## Texte proposé
•••••
En Algérie, les négociations de paix maliennes se sont achevées. Ce qui devait être la dernière

session de négociations n’a pas permis aux mouvements du nord du Mali et au gouvernement

de Bamako de trouver un accord. Une nouvelle session doit s’ouvrir début 2015.

 

Alors que le Nord du Mali connait un inquiétant regain de violence, les négociations

de paix à Alger constituent une chance unique de sortie de crise. Mais après

deux mois de discussions, la paix semble encore loin. Le gouvernement malien et

les groupes armés engagés dans les négociations peinent à trouver un terrain d’entente.

 

   Des groupes influents et radicaux qui manquent à la table des négociations

sont tentés de faire dérailler le processus par la violence. La résolution du conflit

passe par l’articulation complexe d’intérêts divergents qui touchent à la sécurité du

Sahara, à la nature de l’Etat malien et aux équilibres locaux entre des communautés

divisées. Face aux affrontements armés, la tentation est grande d’aller vite et de

signer un accord à minima garantissant la sécurité à court terme. La précipitation

est mauvaise conseillère. Il faut se donner les moyens et le temps de construire les

fondements d’une paix durable.

 

   Après des mois de blocage, l’impulsion algérienne a permis de structurer une

médiation longtemps handicapée par les rivalités institutionnelles. L’équipe de

médiation conduite par l’Algérie doit entretenir cet élan et prendre le temps de

susciter un consensus large autour du futur accord. Le document qui sert de base

à la rédaction d’un accord final est un premier pas utile mais il repose pour l’essentiel

sur des réponses qui ont déjà montré de sérieuses limites. En réduisant la crise

à un problème entre le centre et la périphérie, il ne dit presque rien des fractures

entre les communautés du Nord. Il n’ouvre guère de perspective pour concevoir les

institutions politiques et sécuritaires qui garantiront une répartition équitable des

ressources et des responsabilités entre ces communautés.

 

  Tous les acteurs impliqués dans la résolution de la crise doivent tirer les leçons

des précédents accords, qui présentaient des lacunes évidentes : les fonds manquaient

pour une application rapide ; le mécanisme de garantie internationale n’a

pas joué son rôle d’alerte ; et les accords se sont focalisés sur les rapports entre les

régions du Nord et l’Etat central, négligeant la question des équilibres locaux. Sur

le plan sécuritaire, l’intégration des anciens rebelles dans les forces armées a généré

beaucoup de frustrations de part et d’autre.

 

   Le Nord du Mali connait depuis plusieurs semaines un regain de violence, notamment

en raison de l’activité de groupes jihadistes et d’affrontements entre

groupes armés en violation du cessez-le-feu signé en mai dernier. Face aux attentats

contre la Mission multidimensionnelle intégrée des Nations unies pour la paix

au Mali (Minusma), qui augmentent de manière inquiétante, il est tentant de renforcer

l’option sécuritaire. Mais la meilleure solution reste encore de soutenir un

accord réaliste et durable. A Bamako, le choc de la débâcle de Kidal en mai 2014

n’a pas été complètement digéré. La frange la plus souverainiste n’exclut toujours

pas l’option militaire avec le soutien des forces internationales.
•••••
## Entrées fournies
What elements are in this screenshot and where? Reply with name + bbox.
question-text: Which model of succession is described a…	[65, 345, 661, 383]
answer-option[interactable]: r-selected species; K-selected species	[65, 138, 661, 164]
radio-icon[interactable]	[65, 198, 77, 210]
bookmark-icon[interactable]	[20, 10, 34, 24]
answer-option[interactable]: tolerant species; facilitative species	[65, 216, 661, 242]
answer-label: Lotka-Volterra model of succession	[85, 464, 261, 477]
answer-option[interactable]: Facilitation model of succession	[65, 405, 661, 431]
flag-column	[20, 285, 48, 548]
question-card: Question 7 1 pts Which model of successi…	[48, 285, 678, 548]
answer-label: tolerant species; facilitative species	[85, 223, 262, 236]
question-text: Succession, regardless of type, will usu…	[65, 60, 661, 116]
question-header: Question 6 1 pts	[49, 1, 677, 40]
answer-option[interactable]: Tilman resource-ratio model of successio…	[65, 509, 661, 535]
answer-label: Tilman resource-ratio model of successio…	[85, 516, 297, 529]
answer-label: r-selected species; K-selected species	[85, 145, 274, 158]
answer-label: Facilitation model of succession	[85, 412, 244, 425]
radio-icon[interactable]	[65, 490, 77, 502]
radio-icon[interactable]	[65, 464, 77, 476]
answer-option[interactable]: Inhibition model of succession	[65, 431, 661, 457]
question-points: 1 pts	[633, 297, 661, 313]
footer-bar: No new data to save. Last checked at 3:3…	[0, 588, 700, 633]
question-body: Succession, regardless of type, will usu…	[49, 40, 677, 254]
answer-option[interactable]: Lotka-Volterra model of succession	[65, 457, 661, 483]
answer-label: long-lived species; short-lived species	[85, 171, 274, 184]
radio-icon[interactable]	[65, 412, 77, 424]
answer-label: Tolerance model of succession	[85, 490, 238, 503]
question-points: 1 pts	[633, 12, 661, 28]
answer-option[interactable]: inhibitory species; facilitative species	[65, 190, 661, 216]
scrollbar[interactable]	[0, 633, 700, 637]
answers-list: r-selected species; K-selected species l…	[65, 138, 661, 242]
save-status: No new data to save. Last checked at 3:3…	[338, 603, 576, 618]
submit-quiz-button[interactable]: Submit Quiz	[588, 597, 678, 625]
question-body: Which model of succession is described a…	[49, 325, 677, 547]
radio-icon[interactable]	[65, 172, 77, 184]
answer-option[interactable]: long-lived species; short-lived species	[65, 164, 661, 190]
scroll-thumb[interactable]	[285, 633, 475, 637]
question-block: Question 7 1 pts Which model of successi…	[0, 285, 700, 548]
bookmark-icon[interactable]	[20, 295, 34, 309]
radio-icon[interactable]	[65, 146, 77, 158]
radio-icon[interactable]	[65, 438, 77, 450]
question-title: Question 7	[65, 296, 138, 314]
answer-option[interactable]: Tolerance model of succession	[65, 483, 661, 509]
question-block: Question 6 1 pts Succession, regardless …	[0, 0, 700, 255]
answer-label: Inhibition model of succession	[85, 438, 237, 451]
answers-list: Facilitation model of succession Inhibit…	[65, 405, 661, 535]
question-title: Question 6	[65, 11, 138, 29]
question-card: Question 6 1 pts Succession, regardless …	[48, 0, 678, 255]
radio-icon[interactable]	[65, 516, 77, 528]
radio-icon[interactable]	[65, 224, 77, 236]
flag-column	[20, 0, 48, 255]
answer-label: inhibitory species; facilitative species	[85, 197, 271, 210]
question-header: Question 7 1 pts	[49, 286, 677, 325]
•••••
## Énoncé
Répondez brièvement aux questions sur le texte proposé :
(a) Quand une nouvelle session de négociations doit-elle s'ouvrir ?
(b) Quel pays conduit l'équipe de médiation ?
(c) Quel choc de mai 2014 n'a pas été complètement digéré à Bamako ?
Les entrées ne servent à rien pour cet exercice.

## Corrigé
(a) Début 2015.
(b) L'Algérie.
(c) La débâcle de Kidal.